→ Supplied information
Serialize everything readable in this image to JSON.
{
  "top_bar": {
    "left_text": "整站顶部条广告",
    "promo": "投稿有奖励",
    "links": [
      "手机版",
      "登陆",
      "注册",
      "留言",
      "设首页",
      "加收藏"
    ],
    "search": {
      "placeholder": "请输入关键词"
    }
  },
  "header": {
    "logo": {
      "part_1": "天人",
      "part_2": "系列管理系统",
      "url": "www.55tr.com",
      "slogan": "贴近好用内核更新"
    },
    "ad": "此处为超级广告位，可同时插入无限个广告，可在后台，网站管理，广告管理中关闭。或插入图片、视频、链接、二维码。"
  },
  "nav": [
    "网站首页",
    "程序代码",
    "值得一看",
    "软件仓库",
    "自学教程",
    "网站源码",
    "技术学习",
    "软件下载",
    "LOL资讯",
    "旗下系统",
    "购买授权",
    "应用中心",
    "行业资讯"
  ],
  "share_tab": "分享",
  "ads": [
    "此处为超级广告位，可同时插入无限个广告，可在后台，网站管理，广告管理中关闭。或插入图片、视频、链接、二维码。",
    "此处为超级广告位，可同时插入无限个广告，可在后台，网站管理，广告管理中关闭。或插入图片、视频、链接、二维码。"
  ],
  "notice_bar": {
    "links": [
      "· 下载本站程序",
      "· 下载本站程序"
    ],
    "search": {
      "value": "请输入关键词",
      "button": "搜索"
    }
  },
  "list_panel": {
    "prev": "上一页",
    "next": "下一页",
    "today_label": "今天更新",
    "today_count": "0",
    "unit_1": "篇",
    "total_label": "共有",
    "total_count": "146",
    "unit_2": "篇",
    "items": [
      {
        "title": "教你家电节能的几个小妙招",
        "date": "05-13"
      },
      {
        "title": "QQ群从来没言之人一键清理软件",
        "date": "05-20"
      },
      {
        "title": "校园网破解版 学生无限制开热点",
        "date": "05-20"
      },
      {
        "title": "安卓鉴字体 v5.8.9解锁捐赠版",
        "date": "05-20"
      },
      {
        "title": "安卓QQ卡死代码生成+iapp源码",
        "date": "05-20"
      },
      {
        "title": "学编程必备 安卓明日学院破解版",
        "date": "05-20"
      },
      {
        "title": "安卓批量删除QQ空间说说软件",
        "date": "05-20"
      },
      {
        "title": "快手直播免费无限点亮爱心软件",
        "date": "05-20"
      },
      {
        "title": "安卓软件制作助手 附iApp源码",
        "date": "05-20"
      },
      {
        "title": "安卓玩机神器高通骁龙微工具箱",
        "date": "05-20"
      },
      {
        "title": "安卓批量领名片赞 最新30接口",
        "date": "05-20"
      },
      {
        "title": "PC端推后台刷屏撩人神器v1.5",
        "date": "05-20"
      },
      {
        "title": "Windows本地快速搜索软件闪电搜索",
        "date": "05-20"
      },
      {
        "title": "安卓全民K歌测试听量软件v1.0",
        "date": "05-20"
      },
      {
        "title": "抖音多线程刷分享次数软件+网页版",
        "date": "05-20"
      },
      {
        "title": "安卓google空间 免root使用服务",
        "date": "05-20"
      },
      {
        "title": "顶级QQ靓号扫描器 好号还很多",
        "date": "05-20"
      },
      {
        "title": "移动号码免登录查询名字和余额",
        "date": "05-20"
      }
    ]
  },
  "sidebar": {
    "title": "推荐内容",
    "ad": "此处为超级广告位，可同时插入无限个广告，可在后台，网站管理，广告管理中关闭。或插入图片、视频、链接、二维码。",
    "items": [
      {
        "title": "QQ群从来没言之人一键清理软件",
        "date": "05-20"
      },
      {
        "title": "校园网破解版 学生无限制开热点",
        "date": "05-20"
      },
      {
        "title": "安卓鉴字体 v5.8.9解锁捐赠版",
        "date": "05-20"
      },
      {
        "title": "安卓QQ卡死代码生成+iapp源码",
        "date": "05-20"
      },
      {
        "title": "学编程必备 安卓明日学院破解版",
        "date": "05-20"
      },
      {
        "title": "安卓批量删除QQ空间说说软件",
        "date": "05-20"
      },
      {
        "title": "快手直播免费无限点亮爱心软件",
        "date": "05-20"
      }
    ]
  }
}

→ Given instruction
Return what is listed above, exactly and completely.

→ Solution to the exercise
Serialize everything readable in this image to JSON.
{
  "top_bar": {
    "left_text": "整站顶部条广告",
    "promo": "投稿有奖励",
    "links": [
      "手机版",
      "登陆",
      "注册",
      "留言",
      "设首页",
      "加收藏"
    ],
    "search": {
      "placeholder": "请输入关键词"
    }
  },
  "header": {
    "logo": {
      "part_1": "天人",
      "part_2": "系列管理系统",
      "url": "www.55tr.com",
      "slogan": "贴近好用内核更新"
    },
    "ad": "此处为超级广告位，可同时插入无限个广告，可在后台，网站管理，广告管理中关闭。或插入图片、视频、链接、二维码。"
  },
  "nav": [
    "网站首页",
    "程序代码",
    "值得一看",
    "软件仓库",
    "自学教程",
    "网站源码",
    "技术学习",
    "软件下载",
    "LOL资讯",
    "旗下系统",
    "购买授权",
    "应用中心",
    "行业资讯"
  ],
  "share_tab": "分享",
  "ads": [
    "此处为超级广告位，可同时插入无限个广告，可在后台，网站管理，广告管理中关闭。或插入图片、视频、链接、二维码。",
    "此处为超级广告位，可同时插入无限个广告，可在后台，网站管理，广告管理中关闭。或插入图片、视频、链接、二维码。"
  ],
  "notice_bar": {
    "links": [
      "· 下载本站程序",
      "· 下载本站程序"
    ],
    "search": {
      "value": "请输入关键词",
      "button": "搜索"
    }
  },
  "list_panel": {
    "prev": "上一页",
    "next": "下一页",
    "today_label": "今天更新",
    "today_count": "0",
    "unit_1": "篇",
    "total_label": "共有",
    "total_count": "146",
    "unit_2": "篇",
    "items": [
      {
        "title": "教你家电节能的几个小妙招",
        "date": "05-13"
      },
      {
        "title": "QQ群从来没言之人一键清理软件",
        "date": "05-20"
      },
      {
        "title": "校园网破解版 学生无限制开热点",
        "date": "05-20"
      },
      {
        "title": "安卓鉴字体 v5.8.9解锁捐赠版",
        "date": "05-20"
      },
      {
        "title": "安卓QQ卡死代码生成+iapp源码",
        "date": "05-20"
      },
      {
        "title": "学编程必备 安卓明日学院破解版",
        "date": "05-20"
      },
      {
        "title": "安卓批量删除QQ空间说说软件",
        "date": "05-20"
      },
      {
        "title": "快手直播免费无限点亮爱心软件",
        "date": "05-20"
      },
      {
        "title": "安卓软件制作助手 附iApp源码",
        "date": "05-20"
      },
      {
        "title": "安卓玩机神器高通骁龙微工具箱",
        "date": "05-20"
      },
      {
        "title": "安卓批量领名片赞 最新30接口",
        "date": "05-20"
      },
      {
        "title": "PC端推后台刷屏撩人神器v1.5",
        "date": "05-20"
      },
      {
        "title": "Windows本地快速搜索软件闪电搜索",
        "date": "05-20"
      },
      {
        "title": "安卓全民K歌测试听量软件v1.0",
        "date": "05-20"
      },
      {
        "title": "抖音多线程刷分享次数软件+网页版",
        "date": "05-20"
      },
      {
        "title": "安卓google空间 免root使用服务",
        "date": "05-20"
      },
      {
        "title": "顶级QQ靓号扫描器 好号还很多",
        "date": "05-20"
      },
      {
        "title": "移动号码免登录查询名字和余额",
        "date": "05-20"
      }
    ]
  },
  "sidebar": {
    "title": "推荐内容",
    "ad": "此处为超级广告位，可同时插入无限个广告，可在后台，网站管理，广告管理中关闭。或插入图片、视频、链接、二维码。",
    "items": [
      {
        "title": "QQ群从来没言之人一键清理软件",
        "date": "05-20"
      },
      {
        "title": "校园网破解版 学生无限制开热点",
        "date": "05-20"
      },
      {
        "title": "安卓鉴字体 v5.8.9解锁捐赠版",
        "date": "05-20"
      },
      {
        "title": "安卓QQ卡死代码生成+iapp源码",
        "date": "05-20"
      },
      {
        "title": "学编程必备 安卓明日学院破解版",
        "date": "05-20"
      },
      {
        "title": "安卓批量删除QQ空间说说软件",
        "date": "05-20"
      },
      {
        "title": "快手直播免费无限点亮爱心软件",
        "date": "05-20"
      }
    ]
  }
}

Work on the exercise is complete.